(Records)
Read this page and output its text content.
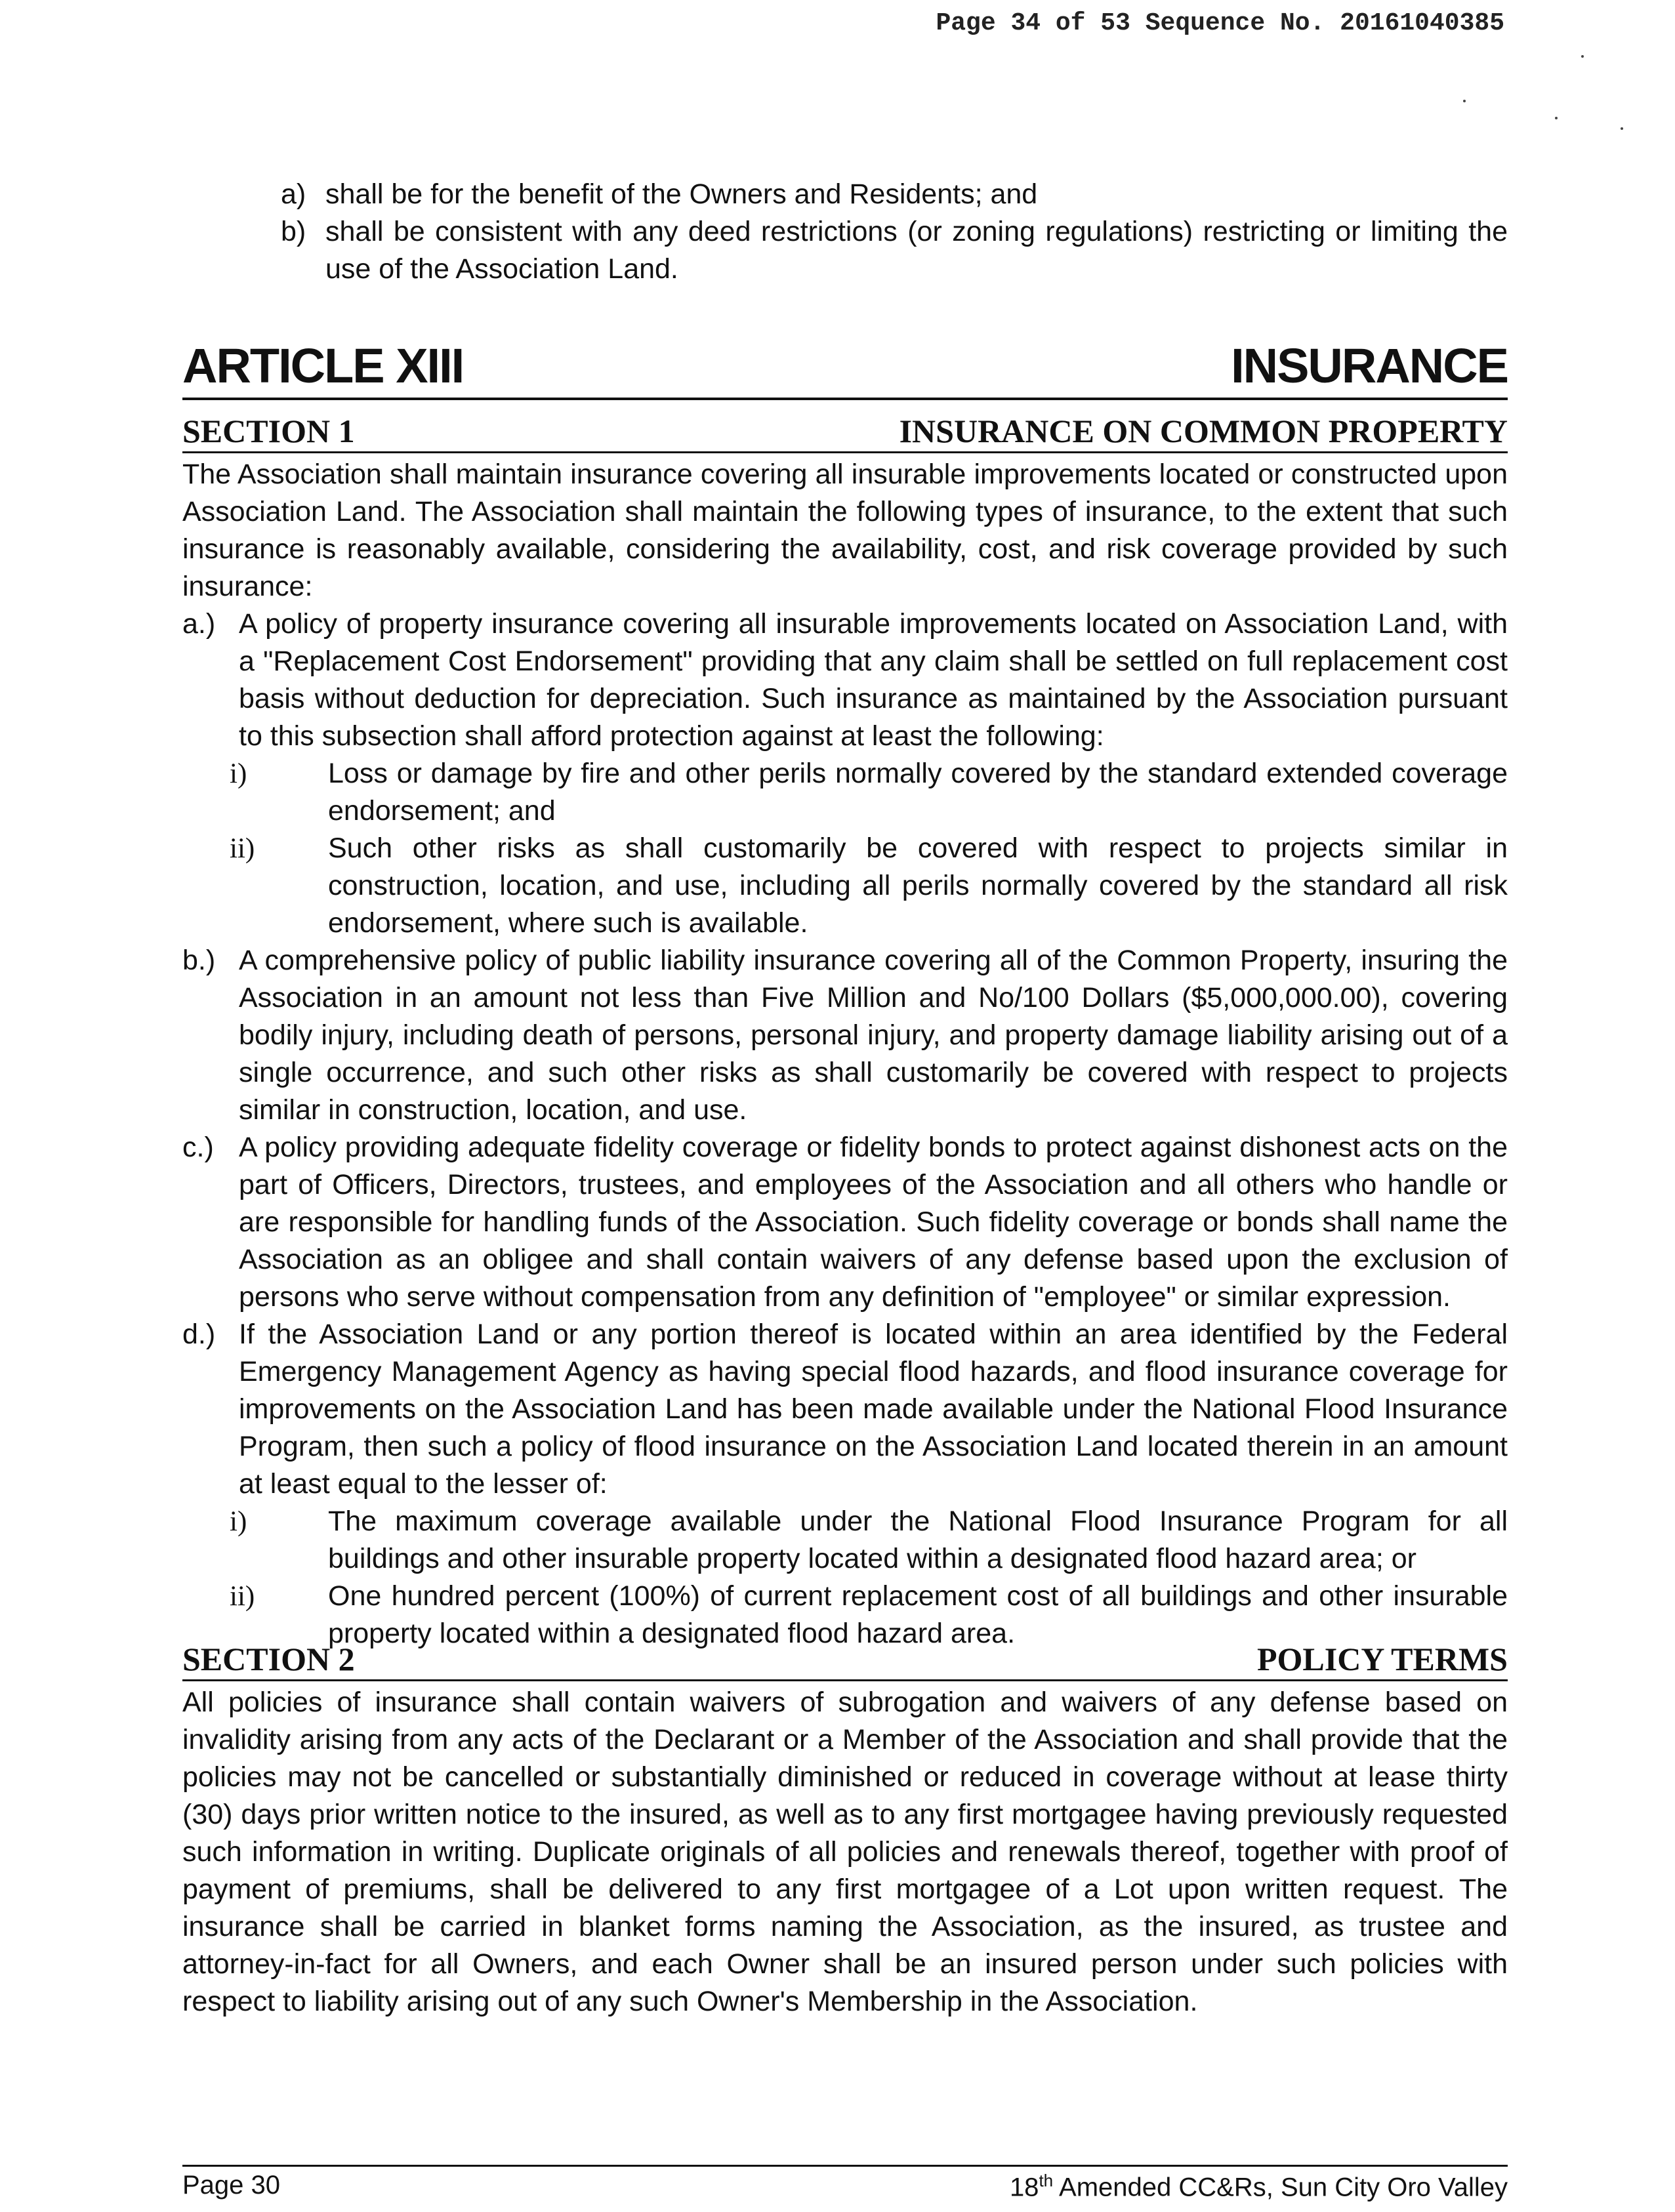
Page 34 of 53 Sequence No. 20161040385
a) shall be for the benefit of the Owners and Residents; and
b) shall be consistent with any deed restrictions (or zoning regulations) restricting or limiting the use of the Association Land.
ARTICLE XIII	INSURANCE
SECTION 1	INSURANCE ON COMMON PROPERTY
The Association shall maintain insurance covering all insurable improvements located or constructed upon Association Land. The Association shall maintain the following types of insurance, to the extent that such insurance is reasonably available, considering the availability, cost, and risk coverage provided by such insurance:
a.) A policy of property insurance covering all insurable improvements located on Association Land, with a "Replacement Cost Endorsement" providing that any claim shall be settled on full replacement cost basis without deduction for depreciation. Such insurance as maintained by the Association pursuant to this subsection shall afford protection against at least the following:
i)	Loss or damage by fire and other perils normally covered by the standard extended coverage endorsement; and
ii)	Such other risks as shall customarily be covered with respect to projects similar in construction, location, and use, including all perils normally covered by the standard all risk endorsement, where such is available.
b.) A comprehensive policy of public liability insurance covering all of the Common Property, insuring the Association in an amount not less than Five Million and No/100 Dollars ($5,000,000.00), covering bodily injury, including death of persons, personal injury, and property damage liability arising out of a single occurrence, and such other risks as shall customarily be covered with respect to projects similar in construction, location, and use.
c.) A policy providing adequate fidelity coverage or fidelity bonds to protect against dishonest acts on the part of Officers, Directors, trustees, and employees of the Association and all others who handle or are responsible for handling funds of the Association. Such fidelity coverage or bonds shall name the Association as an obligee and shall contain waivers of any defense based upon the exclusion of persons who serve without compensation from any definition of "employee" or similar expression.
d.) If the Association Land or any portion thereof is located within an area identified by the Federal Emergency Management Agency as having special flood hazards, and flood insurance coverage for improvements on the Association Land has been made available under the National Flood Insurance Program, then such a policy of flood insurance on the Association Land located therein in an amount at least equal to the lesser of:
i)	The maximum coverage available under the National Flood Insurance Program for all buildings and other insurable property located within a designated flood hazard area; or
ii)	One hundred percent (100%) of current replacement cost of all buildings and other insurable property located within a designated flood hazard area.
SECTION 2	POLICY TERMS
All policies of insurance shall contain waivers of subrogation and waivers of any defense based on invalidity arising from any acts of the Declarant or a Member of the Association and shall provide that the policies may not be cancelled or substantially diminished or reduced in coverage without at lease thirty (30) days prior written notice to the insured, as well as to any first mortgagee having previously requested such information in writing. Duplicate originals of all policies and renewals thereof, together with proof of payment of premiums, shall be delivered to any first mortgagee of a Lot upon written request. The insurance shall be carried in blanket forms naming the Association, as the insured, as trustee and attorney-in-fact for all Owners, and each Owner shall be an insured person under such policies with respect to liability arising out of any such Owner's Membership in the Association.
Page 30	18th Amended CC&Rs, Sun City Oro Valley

---

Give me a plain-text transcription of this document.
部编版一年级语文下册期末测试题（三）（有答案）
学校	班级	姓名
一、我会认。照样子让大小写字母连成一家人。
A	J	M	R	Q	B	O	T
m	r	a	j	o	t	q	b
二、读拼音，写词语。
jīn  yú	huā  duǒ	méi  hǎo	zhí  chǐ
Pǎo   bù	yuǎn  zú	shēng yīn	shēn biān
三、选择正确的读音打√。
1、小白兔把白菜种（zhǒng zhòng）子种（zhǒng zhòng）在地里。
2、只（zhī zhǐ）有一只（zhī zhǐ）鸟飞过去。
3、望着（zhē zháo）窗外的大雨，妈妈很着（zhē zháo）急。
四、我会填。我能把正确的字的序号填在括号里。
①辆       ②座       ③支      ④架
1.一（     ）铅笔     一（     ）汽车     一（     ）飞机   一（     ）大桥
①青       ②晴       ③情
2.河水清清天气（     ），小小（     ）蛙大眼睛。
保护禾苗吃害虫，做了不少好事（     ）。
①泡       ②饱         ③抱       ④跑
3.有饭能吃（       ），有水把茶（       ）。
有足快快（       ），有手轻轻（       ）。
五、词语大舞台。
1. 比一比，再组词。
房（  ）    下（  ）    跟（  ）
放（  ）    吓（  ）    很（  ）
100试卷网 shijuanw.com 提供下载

Exercise prompt: Keep only those lines of the records that hold "text", and return them.

Exercise answer:
Read this page and output its text content.
Give me a plain-text transcription of this document.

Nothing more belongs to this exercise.